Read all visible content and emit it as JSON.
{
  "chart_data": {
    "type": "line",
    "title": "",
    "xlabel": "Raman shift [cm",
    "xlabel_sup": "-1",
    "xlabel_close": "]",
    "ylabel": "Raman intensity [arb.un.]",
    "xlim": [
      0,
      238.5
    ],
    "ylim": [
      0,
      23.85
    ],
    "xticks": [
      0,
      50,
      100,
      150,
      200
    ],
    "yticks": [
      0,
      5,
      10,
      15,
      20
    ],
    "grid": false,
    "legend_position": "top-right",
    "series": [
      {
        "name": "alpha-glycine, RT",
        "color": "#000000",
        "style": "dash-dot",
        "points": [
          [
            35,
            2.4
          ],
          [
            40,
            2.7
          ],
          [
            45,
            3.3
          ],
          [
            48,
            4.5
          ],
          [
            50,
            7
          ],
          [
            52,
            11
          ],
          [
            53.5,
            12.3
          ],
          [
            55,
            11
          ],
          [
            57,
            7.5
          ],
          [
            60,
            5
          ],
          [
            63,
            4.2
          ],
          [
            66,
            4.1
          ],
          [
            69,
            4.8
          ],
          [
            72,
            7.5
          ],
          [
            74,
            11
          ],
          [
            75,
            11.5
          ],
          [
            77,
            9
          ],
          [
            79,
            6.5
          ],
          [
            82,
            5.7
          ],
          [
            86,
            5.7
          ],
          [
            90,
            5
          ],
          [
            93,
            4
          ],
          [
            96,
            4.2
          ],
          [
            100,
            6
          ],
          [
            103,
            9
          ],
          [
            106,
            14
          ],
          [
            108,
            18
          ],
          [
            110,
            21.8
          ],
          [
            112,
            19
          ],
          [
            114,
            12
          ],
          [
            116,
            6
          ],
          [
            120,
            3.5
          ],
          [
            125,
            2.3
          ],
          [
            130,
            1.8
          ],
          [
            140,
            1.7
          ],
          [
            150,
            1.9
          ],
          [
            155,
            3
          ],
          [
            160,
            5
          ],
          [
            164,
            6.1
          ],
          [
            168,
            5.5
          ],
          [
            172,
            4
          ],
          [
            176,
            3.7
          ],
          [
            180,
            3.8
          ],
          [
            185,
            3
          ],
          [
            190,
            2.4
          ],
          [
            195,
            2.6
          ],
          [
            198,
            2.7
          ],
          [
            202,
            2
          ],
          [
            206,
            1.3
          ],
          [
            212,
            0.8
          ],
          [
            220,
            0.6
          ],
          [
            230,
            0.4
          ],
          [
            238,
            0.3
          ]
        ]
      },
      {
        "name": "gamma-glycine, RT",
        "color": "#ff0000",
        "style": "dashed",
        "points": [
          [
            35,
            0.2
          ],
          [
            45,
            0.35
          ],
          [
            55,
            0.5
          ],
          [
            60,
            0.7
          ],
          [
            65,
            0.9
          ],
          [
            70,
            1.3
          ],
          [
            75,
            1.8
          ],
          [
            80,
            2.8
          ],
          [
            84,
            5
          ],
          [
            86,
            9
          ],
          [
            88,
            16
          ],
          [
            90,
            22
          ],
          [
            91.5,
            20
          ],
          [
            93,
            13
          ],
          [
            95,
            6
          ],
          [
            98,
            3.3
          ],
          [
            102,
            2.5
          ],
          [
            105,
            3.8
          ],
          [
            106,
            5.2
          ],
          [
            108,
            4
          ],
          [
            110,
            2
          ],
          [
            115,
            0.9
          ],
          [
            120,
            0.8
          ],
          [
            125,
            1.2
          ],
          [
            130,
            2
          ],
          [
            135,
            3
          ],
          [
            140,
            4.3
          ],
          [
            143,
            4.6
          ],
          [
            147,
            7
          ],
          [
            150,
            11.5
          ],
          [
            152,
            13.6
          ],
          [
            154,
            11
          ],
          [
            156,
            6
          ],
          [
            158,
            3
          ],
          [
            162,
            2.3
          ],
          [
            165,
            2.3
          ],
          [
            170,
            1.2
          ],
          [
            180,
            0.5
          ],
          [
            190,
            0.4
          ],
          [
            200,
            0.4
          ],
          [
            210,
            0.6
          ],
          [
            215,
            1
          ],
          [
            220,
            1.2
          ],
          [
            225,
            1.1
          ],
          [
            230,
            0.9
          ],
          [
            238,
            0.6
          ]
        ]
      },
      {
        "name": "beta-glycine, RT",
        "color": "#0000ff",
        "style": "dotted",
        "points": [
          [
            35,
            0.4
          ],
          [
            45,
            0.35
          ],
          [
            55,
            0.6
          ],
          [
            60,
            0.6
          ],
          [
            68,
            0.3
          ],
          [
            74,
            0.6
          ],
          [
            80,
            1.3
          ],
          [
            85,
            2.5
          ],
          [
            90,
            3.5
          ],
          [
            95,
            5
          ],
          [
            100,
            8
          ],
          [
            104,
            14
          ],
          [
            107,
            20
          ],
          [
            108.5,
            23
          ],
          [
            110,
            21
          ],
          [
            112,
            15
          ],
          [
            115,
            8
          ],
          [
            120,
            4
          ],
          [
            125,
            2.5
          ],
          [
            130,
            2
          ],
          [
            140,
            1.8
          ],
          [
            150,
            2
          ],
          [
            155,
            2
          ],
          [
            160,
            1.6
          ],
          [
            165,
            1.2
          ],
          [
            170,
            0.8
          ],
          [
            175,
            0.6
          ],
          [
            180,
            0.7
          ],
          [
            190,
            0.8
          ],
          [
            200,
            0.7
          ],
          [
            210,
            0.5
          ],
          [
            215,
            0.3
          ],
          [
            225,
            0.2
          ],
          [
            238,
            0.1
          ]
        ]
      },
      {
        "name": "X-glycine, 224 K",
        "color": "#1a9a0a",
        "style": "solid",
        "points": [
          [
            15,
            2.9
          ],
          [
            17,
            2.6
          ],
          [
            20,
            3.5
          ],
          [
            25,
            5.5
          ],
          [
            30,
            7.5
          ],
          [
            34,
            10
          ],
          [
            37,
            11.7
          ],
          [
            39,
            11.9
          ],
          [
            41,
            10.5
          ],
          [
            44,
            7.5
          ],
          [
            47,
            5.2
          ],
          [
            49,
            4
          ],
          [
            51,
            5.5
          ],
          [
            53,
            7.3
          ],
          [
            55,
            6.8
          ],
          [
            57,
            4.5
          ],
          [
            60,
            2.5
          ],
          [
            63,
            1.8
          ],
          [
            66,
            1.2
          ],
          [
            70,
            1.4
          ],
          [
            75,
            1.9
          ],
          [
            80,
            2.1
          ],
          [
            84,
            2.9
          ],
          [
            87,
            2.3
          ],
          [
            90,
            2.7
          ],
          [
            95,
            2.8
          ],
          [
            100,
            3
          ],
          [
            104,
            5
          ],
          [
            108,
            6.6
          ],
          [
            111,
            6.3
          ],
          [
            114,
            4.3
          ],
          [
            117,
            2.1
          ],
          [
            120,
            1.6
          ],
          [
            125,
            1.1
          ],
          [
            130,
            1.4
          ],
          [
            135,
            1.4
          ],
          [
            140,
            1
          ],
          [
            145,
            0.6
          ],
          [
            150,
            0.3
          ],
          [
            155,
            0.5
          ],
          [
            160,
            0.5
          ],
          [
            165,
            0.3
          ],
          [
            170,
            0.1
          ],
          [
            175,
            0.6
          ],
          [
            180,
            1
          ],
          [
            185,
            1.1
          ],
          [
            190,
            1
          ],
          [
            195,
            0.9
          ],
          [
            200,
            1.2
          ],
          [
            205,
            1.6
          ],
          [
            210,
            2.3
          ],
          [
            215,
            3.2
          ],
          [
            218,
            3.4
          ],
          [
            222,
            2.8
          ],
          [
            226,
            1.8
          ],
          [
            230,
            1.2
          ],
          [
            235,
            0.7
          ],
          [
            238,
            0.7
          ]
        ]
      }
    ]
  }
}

===============

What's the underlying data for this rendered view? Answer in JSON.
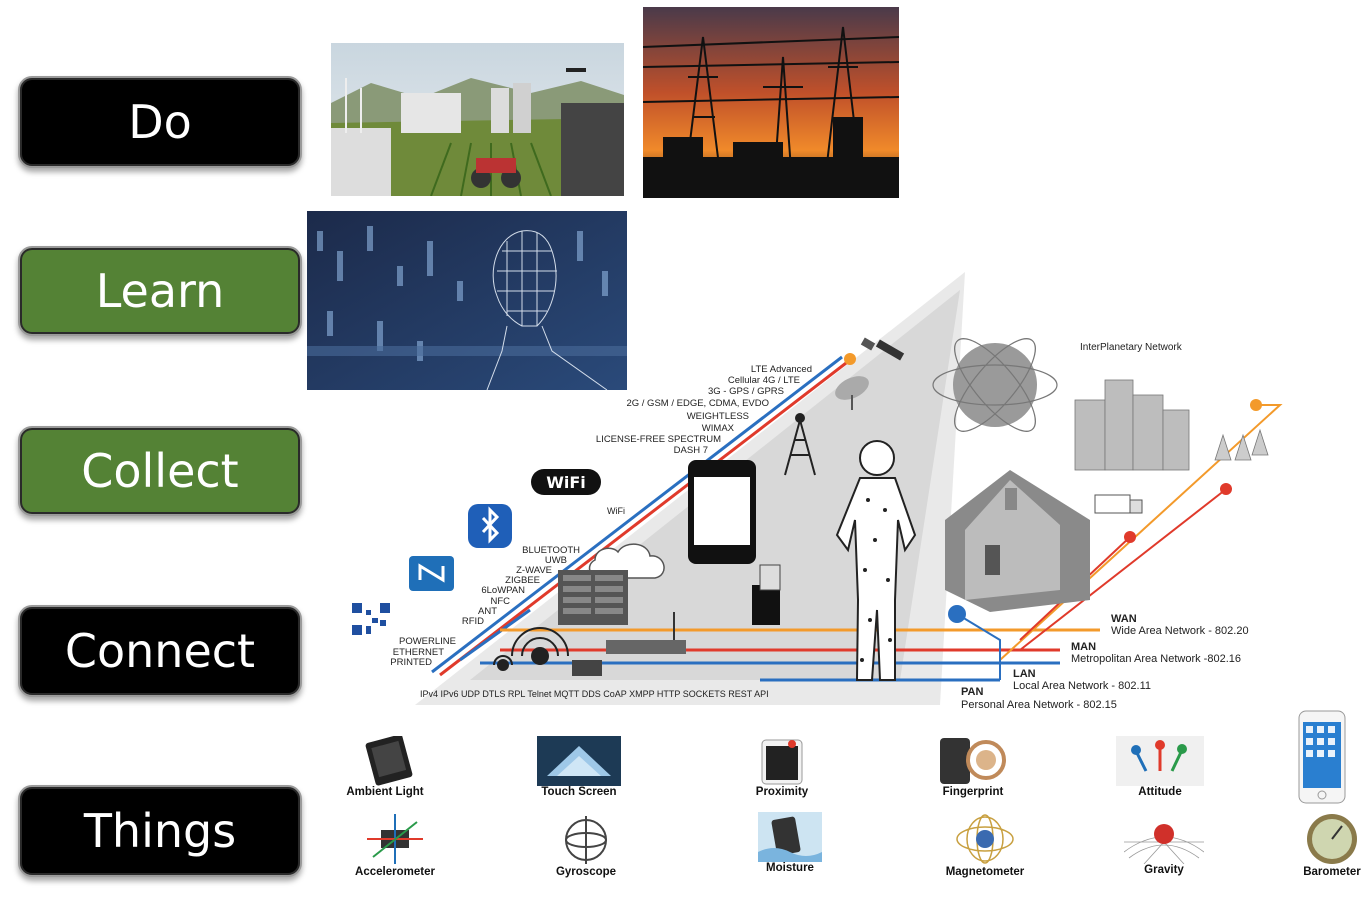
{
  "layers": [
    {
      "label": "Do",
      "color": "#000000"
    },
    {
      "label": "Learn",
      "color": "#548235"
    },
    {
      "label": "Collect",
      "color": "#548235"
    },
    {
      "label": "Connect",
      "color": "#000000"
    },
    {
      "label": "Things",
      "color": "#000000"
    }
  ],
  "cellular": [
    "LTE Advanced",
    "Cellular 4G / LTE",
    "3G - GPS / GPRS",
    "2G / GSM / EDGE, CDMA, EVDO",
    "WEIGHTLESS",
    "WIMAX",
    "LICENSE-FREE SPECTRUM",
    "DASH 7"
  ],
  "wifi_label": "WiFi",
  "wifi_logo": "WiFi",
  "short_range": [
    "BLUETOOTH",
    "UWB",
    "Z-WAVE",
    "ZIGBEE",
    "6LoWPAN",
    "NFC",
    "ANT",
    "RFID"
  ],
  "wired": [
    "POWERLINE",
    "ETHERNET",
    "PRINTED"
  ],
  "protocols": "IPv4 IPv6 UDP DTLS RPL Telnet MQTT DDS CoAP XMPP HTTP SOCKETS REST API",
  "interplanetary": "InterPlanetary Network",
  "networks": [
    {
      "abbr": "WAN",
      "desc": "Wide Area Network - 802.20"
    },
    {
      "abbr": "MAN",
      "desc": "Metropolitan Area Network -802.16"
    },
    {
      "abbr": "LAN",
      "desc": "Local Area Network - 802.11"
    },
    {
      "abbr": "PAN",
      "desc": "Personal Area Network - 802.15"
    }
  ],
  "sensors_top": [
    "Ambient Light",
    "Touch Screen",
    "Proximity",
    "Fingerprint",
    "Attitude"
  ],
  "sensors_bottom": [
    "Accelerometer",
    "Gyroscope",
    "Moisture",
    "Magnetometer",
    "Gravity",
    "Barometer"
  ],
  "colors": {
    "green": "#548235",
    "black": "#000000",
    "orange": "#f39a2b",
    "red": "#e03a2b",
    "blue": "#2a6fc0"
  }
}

===============

Required task:
Give the number of lines in the data that contain "JSON", with no other words.

Response to the exercise:
2